Reproduce only the lines from the line containing "Read all visible content and emit it as JSON." to the end of the entries below, including both of those lines.

• **Excerpted data**:
★ ★ ★ ★ ★

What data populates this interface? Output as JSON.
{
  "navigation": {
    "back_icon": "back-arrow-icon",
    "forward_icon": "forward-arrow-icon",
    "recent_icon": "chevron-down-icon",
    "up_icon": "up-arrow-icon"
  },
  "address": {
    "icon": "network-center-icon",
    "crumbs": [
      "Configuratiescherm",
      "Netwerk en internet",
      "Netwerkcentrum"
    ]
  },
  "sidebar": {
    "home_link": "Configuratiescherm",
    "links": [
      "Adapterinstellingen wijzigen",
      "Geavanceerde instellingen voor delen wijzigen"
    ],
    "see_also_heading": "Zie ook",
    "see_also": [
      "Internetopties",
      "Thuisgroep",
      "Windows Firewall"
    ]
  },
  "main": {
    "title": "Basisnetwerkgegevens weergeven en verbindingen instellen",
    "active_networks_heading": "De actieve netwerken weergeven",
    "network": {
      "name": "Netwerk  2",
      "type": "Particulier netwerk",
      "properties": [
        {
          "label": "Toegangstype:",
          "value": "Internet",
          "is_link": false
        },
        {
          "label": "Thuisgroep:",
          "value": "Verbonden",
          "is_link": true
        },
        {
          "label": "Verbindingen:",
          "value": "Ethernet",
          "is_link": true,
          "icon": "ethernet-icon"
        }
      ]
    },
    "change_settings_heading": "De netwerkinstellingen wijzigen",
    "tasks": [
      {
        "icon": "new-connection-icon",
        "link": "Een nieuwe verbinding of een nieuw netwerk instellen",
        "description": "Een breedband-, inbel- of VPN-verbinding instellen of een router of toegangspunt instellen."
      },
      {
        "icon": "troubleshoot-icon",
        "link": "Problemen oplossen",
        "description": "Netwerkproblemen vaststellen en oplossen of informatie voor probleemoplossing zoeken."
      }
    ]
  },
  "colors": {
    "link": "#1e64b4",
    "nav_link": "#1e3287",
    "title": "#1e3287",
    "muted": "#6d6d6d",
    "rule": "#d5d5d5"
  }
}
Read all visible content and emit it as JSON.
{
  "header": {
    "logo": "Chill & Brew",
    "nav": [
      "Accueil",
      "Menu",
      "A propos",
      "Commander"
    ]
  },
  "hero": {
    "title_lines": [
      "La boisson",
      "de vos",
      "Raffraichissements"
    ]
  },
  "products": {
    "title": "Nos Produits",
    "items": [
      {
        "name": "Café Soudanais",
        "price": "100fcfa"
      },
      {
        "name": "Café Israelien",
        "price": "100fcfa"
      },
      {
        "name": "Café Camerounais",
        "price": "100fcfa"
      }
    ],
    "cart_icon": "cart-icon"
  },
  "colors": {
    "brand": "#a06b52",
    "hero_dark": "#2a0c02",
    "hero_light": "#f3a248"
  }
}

★ ★ ★ ★ ★

• **Written answer**:
Read all visible content and emit it as JSON.
{
  "header": {
    "logo": "Chill & Brew",
    "nav": [
      "Accueil",
      "Menu",
      "A propos",
      "Commander"
    ]
  },
  "hero": {
    "title_lines": [
      "La boisson",
      "de vos",
      "Raffraichissements"
    ]
  },
  "products": {
    "title": "Nos Produits",
    "items": [
      {
        "name": "Café Soudanais",
        "price": "100fcfa"
      },
      {
        "name": "Café Israelien",
        "price": "100fcfa"
      },
      {
        "name": "Café Camerounais",
        "price": "100fcfa"
      }
    ],
    "cart_icon": "cart-icon"
  },
  "colors": {
    "brand": "#a06b52",
    "hero_dark": "#2a0c02",
    "hero_light": "#f3a248"
  }
}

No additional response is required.